SET EXERCISE. From the records below, copy every line that contains the word "Adobe".

RECORDS TO USE.
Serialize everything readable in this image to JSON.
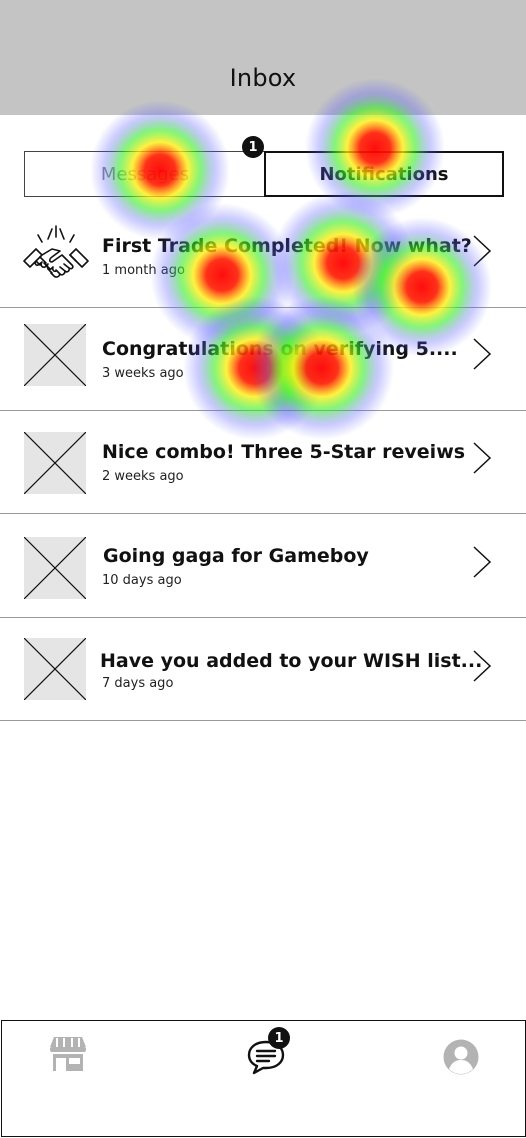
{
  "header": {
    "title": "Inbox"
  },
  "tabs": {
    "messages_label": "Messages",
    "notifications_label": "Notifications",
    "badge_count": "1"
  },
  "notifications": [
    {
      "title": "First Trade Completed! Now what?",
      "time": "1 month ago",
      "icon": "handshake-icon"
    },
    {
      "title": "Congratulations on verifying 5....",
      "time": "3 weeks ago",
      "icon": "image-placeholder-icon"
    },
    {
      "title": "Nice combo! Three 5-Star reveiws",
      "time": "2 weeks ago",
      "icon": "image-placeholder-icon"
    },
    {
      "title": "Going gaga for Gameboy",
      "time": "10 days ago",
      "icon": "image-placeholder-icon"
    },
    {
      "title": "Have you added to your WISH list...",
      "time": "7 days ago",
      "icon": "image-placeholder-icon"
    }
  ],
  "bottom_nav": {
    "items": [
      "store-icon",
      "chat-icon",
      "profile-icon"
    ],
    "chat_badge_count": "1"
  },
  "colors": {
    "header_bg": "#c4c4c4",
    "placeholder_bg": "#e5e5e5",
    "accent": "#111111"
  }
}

---

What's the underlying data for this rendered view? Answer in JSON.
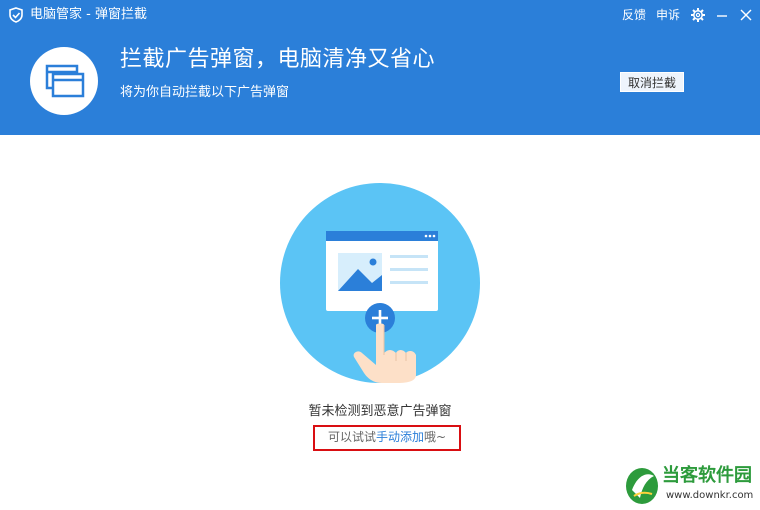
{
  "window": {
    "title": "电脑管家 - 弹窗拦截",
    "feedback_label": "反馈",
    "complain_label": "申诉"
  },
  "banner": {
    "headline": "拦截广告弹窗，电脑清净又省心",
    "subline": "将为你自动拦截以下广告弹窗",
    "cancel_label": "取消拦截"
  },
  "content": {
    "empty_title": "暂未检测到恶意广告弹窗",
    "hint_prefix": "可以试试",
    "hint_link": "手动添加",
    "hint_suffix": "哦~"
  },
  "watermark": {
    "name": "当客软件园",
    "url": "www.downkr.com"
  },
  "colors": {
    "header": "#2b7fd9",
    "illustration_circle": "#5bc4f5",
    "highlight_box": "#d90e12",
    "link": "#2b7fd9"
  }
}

==

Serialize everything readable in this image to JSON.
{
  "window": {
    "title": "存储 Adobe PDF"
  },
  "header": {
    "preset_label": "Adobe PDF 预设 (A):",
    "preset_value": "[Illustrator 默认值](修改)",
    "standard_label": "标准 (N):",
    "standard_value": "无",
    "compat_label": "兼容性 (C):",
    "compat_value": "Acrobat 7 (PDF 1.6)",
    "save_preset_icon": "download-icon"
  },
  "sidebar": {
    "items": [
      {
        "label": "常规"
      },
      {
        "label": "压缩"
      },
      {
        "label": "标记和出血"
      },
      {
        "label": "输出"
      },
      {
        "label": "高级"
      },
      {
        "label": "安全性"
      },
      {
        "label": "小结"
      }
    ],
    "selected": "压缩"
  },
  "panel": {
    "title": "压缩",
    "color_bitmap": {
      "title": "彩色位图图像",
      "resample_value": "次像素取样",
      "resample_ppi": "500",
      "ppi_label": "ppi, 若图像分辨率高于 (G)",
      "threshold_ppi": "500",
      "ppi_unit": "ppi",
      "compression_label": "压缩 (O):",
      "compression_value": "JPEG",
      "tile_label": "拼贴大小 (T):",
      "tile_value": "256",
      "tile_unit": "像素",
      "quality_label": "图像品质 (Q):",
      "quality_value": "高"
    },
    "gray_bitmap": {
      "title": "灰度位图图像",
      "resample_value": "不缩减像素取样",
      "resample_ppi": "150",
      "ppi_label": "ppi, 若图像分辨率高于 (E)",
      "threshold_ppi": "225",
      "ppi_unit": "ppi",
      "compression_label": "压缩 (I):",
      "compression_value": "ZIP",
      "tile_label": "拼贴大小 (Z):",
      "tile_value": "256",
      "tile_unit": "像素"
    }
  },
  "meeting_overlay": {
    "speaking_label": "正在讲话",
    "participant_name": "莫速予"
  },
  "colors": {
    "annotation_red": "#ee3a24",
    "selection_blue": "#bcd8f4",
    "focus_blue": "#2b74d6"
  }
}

EXERCISE ANSWER.
    "title": "存储 Adobe PDF"
    "preset_label": "Adobe PDF 预设 (A):",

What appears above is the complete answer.